Goal ▸ Give back the full material, exactly as it reads.

[Data records]
□ □ □ □ □

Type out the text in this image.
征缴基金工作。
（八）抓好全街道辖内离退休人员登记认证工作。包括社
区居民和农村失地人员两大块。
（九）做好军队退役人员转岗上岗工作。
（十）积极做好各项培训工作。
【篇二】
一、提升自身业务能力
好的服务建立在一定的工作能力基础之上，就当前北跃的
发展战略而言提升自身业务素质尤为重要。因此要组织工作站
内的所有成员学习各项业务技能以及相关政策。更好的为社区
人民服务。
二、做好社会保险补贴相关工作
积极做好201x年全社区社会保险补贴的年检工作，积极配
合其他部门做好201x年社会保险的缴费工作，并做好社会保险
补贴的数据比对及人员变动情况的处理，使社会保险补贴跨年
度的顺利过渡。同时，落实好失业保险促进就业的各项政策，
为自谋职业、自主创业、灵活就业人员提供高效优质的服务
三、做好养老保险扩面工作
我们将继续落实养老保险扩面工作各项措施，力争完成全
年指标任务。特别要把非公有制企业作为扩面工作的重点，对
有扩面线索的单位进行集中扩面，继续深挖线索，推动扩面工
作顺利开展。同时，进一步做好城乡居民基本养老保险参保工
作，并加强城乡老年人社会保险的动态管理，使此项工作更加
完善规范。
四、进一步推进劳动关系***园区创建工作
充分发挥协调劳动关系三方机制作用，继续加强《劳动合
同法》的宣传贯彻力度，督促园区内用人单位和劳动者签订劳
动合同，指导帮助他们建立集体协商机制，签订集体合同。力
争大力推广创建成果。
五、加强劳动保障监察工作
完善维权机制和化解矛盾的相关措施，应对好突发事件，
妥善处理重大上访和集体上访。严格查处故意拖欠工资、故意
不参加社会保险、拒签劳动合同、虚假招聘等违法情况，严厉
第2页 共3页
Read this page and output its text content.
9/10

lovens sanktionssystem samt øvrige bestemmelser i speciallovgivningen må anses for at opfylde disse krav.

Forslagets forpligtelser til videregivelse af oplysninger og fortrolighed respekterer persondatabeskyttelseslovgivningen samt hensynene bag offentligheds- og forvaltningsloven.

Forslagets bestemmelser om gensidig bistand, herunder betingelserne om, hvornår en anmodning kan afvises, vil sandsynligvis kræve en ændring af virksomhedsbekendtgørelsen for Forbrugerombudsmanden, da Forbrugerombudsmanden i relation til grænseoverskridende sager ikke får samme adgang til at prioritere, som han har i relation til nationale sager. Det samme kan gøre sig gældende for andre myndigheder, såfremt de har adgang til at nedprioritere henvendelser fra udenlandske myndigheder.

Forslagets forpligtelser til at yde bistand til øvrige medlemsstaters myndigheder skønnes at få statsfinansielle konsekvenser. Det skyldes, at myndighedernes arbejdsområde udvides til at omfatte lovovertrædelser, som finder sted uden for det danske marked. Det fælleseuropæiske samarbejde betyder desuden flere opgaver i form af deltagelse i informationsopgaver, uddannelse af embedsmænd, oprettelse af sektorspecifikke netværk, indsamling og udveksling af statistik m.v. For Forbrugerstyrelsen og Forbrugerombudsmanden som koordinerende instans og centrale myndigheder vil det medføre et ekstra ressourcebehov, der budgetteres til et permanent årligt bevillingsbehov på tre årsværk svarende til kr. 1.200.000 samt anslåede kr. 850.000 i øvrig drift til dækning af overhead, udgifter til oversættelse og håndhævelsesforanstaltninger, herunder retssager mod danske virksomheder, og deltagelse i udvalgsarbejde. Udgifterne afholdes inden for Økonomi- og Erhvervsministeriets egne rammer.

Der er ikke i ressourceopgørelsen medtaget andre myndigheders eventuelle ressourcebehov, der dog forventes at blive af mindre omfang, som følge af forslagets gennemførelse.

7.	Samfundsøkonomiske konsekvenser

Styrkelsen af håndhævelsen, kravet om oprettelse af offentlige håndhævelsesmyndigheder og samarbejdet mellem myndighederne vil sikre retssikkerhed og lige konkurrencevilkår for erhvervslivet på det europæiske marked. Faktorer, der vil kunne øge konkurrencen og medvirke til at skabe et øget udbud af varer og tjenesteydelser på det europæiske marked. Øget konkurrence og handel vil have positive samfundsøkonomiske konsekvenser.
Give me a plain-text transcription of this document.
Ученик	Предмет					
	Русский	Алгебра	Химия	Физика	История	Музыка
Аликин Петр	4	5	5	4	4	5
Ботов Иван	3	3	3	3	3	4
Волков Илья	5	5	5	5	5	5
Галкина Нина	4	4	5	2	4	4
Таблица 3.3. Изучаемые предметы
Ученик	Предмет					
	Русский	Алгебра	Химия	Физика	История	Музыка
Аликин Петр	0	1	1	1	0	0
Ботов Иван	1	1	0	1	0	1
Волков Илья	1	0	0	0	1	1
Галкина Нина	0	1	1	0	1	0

□ □ □ □ □

Output ▸
Type out the text in this image.
征缴基金工作。
（八）抓好全街道辖内离退休人员登记认证工作。包括社
区居民和农村失地人员两大块。
（九）做好军队退役人员转岗上岗工作。
（十）积极做好各项培训工作。
【篇二】
一、提升自身业务能力
好的服务建立在一定的工作能力基础之上，就当前北跃的
发展战略而言提升自身业务素质尤为重要。因此要组织工作站
内的所有成员学习各项业务技能以及相关政策。更好的为社区
人民服务。
二、做好社会保险补贴相关工作
积极做好201x年全社区社会保险补贴的年检工作，积极配
合其他部门做好201x年社会保险的缴费工作，并做好社会保险
补贴的数据比对及人员变动情况的处理，使社会保险补贴跨年
度的顺利过渡。同时，落实好失业保险促进就业的各项政策，
为自谋职业、自主创业、灵活就业人员提供高效优质的服务
三、做好养老保险扩面工作
我们将继续落实养老保险扩面工作各项措施，力争完成全
年指标任务。特别要把非公有制企业作为扩面工作的重点，对
有扩面线索的单位进行集中扩面，继续深挖线索，推动扩面工
作顺利开展。同时，进一步做好城乡居民基本养老保险参保工
作，并加强城乡老年人社会保险的动态管理，使此项工作更加
完善规范。
四、进一步推进劳动关系***园区创建工作
充分发挥协调劳动关系三方机制作用，继续加强《劳动合
同法》的宣传贯彻力度，督促园区内用人单位和劳动者签订劳
动合同，指导帮助他们建立集体协商机制，签订集体合同。力
争大力推广创建成果。
五、加强劳动保障监察工作
完善维权机制和化解矛盾的相关措施，应对好突发事件，
妥善处理重大上访和集体上访。严格查处故意拖欠工资、故意
不参加社会保险、拒签劳动合同、虚假招聘等违法情况，严厉
第2页 共3页
Read this page and output its text content.
9/10

lovens sanktionssystem samt øvrige bestemmelser i speciallovgivningen må anses for at opfylde disse krav.

Forslagets forpligtelser til videregivelse af oplysninger og fortrolighed respekterer persondatabeskyttelseslovgivningen samt hensynene bag offentligheds- og forvaltningsloven.

Forslagets bestemmelser om gensidig bistand, herunder betingelserne om, hvornår en anmodning kan afvises, vil sandsynligvis kræve en ændring af virksomhedsbekendtgørelsen for Forbrugerombudsmanden, da Forbrugerombudsmanden i relation til grænseoverskridende sager ikke får samme adgang til at prioritere, som han har i relation til nationale sager. Det samme kan gøre sig gældende for andre myndigheder, såfremt de har adgang til at nedprioritere henvendelser fra udenlandske myndigheder.

Forslagets forpligtelser til at yde bistand til øvrige medlemsstaters myndigheder skønnes at få statsfinansielle konsekvenser. Det skyldes, at myndighedernes arbejdsområde udvides til at omfatte lovovertrædelser, som finder sted uden for det danske marked. Det fælleseuropæiske samarbejde betyder desuden flere opgaver i form af deltagelse i informationsopgaver, uddannelse af embedsmænd, oprettelse af sektorspecifikke netværk, indsamling og udveksling af statistik m.v. For Forbrugerstyrelsen og Forbrugerombudsmanden som koordinerende instans og centrale myndigheder vil det medføre et ekstra ressourcebehov, der budgetteres til et permanent årligt bevillingsbehov på tre årsværk svarende til kr. 1.200.000 samt anslåede kr. 850.000 i øvrig drift til dækning af overhead, udgifter til oversættelse og håndhævelsesforanstaltninger, herunder retssager mod danske virksomheder, og deltagelse i udvalgsarbejde. Udgifterne afholdes inden for Økonomi- og Erhvervsministeriets egne rammer.

Der er ikke i ressourceopgørelsen medtaget andre myndigheders eventuelle ressourcebehov, der dog forventes at blive af mindre omfang, som følge af forslagets gennemførelse.

7.	Samfundsøkonomiske konsekvenser

Styrkelsen af håndhævelsen, kravet om oprettelse af offentlige håndhævelsesmyndigheder og samarbejdet mellem myndighederne vil sikre retssikkerhed og lige konkurrencevilkår for erhvervslivet på det europæiske marked. Faktorer, der vil kunne øge konkurrencen og medvirke til at skabe et øget udbud af varer og tjenesteydelser på det europæiske marked. Øget konkurrence og handel vil have positive samfundsøkonomiske konsekvenser.
Give me a plain-text transcription of this document.
Ученик	Предмет					
	Русский	Алгебра	Химия	Физика	История	Музыка
Аликин Петр	4	5	5	4	4	5
Ботов Иван	3	3	3	3	3	4
Волков Илья	5	5	5	5	5	5
Галкина Нина	4	4	5	2	4	4
Таблица 3.3. Изучаемые предметы
Ученик	Предмет					
	Русский	Алгебра	Химия	Физика	История	Музыка
Аликин Петр	0	1	1	1	0	0
Ботов Иван	1	1	0	1	0	1
Волков Илья	1	0	0	0	1	1
Галкина Нина	0	1	1	0	1	0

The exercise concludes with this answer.